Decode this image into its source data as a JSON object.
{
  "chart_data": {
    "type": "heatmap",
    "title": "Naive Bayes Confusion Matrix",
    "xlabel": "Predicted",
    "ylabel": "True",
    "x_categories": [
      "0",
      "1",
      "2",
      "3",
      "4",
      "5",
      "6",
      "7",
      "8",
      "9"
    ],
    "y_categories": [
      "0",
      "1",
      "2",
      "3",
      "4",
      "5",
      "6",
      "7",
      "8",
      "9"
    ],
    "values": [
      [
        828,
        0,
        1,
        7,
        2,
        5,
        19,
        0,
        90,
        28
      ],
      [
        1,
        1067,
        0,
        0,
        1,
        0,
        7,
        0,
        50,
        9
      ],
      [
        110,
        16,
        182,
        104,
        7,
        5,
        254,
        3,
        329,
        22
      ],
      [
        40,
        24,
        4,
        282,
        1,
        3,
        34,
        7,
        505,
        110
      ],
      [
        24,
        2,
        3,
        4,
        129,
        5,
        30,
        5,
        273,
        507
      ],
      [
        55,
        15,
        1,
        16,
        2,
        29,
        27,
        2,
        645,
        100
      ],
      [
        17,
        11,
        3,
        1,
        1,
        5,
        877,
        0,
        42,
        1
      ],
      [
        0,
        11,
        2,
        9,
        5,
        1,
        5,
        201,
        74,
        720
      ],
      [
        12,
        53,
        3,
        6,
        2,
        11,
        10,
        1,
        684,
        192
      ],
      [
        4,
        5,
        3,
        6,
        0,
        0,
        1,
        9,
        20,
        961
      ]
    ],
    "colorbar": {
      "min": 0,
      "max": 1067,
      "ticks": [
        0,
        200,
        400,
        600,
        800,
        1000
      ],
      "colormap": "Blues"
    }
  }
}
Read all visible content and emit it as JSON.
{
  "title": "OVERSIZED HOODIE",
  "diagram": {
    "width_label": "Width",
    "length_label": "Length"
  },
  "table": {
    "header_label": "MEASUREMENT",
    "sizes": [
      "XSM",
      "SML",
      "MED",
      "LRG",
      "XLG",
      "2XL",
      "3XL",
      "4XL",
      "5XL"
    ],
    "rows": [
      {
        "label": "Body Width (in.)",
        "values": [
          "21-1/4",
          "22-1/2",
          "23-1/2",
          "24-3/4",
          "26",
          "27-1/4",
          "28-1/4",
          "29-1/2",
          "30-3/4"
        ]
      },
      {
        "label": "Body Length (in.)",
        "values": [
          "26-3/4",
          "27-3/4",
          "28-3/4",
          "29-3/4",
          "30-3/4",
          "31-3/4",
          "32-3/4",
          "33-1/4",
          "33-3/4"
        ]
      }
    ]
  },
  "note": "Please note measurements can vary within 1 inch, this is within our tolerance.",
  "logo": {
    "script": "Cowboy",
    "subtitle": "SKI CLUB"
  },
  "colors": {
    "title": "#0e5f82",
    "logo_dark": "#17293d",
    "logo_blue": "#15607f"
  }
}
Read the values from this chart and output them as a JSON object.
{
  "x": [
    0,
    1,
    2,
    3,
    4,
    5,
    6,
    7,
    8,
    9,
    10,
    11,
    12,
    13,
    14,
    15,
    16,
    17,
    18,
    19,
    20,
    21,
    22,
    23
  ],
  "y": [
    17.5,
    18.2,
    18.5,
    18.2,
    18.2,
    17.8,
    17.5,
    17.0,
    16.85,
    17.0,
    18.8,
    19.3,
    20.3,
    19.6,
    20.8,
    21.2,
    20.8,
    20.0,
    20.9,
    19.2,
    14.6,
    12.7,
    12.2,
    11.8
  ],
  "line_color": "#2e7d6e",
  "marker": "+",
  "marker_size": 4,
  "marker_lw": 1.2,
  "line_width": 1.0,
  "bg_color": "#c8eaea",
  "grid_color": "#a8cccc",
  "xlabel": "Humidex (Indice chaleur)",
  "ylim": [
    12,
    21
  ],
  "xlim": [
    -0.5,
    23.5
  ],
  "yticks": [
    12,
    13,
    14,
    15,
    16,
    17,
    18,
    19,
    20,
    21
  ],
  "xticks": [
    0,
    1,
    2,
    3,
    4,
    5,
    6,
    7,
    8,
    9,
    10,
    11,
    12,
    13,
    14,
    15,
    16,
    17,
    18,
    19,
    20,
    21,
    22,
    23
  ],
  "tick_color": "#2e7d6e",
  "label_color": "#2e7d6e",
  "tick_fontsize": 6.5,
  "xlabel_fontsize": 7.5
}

━━━

» **Written exercise**:
Restate each record exactly as written.

» **Task solution**:
Decode this image into its source data as a JSON object.
{
  "chart_data": {
    "type": "heatmap",
    "title": "Naive Bayes Confusion Matrix",
    "xlabel": "Predicted",
    "ylabel": "True",
    "x_categories": [
      "0",
      "1",
      "2",
      "3",
      "4",
      "5",
      "6",
      "7",
      "8",
      "9"
    ],
    "y_categories": [
      "0",
      "1",
      "2",
      "3",
      "4",
      "5",
      "6",
      "7",
      "8",
      "9"
    ],
    "values": [
      [
        828,
        0,
        1,
        7,
        2,
        5,
        19,
        0,
        90,
        28
      ],
      [
        1,
        1067,
        0,
        0,
        1,
        0,
        7,
        0,
        50,
        9
      ],
      [
        110,
        16,
        182,
        104,
        7,
        5,
        254,
        3,
        329,
        22
      ],
      [
        40,
        24,
        4,
        282,
        1,
        3,
        34,
        7,
        505,
        110
      ],
      [
        24,
        2,
        3,
        4,
        129,
        5,
        30,
        5,
        273,
        507
      ],
      [
        55,
        15,
        1,
        16,
        2,
        29,
        27,
        2,
        645,
        100
      ],
      [
        17,
        11,
        3,
        1,
        1,
        5,
        877,
        0,
        42,
        1
      ],
      [
        0,
        11,
        2,
        9,
        5,
        1,
        5,
        201,
        74,
        720
      ],
      [
        12,
        53,
        3,
        6,
        2,
        11,
        10,
        1,
        684,
        192
      ],
      [
        4,
        5,
        3,
        6,
        0,
        0,
        1,
        9,
        20,
        961
      ]
    ],
    "colorbar": {
      "min": 0,
      "max": 1067,
      "ticks": [
        0,
        200,
        400,
        600,
        800,
        1000
      ],
      "colormap": "Blues"
    }
  }
}
Read all visible content and emit it as JSON.
{
  "title": "OVERSIZED HOODIE",
  "diagram": {
    "width_label": "Width",
    "length_label": "Length"
  },
  "table": {
    "header_label": "MEASUREMENT",
    "sizes": [
      "XSM",
      "SML",
      "MED",
      "LRG",
      "XLG",
      "2XL",
      "3XL",
      "4XL",
      "5XL"
    ],
    "rows": [
      {
        "label": "Body Width (in.)",
        "values": [
          "21-1/4",
          "22-1/2",
          "23-1/2",
          "24-3/4",
          "26",
          "27-1/4",
          "28-1/4",
          "29-1/2",
          "30-3/4"
        ]
      },
      {
        "label": "Body Length (in.)",
        "values": [
          "26-3/4",
          "27-3/4",
          "28-3/4",
          "29-3/4",
          "30-3/4",
          "31-3/4",
          "32-3/4",
          "33-1/4",
          "33-3/4"
        ]
      }
    ]
  },
  "note": "Please note measurements can vary within 1 inch, this is within our tolerance.",
  "logo": {
    "script": "Cowboy",
    "subtitle": "SKI CLUB"
  },
  "colors": {
    "title": "#0e5f82",
    "logo_dark": "#17293d",
    "logo_blue": "#15607f"
  }
}
Read the values from this chart and output them as a JSON object.
{
  "x": [
    0,
    1,
    2,
    3,
    4,
    5,
    6,
    7,
    8,
    9,
    10,
    11,
    12,
    13,
    14,
    15,
    16,
    17,
    18,
    19,
    20,
    21,
    22,
    23
  ],
  "y": [
    17.5,
    18.2,
    18.5,
    18.2,
    18.2,
    17.8,
    17.5,
    17.0,
    16.85,
    17.0,
    18.8,
    19.3,
    20.3,
    19.6,
    20.8,
    21.2,
    20.8,
    20.0,
    20.9,
    19.2,
    14.6,
    12.7,
    12.2,
    11.8
  ],
  "line_color": "#2e7d6e",
  "marker": "+",
  "marker_size": 4,
  "marker_lw": 1.2,
  "line_width": 1.0,
  "bg_color": "#c8eaea",
  "grid_color": "#a8cccc",
  "xlabel": "Humidex (Indice chaleur)",
  "ylim": [
    12,
    21
  ],
  "xlim": [
    -0.5,
    23.5
  ],
  "yticks": [
    12,
    13,
    14,
    15,
    16,
    17,
    18,
    19,
    20,
    21
  ],
  "xticks": [
    0,
    1,
    2,
    3,
    4,
    5,
    6,
    7,
    8,
    9,
    10,
    11,
    12,
    13,
    14,
    15,
    16,
    17,
    18,
    19,
    20,
    21,
    22,
    23
  ],
  "tick_color": "#2e7d6e",
  "label_color": "#2e7d6e",
  "tick_fontsize": 6.5,
  "xlabel_fontsize": 7.5
}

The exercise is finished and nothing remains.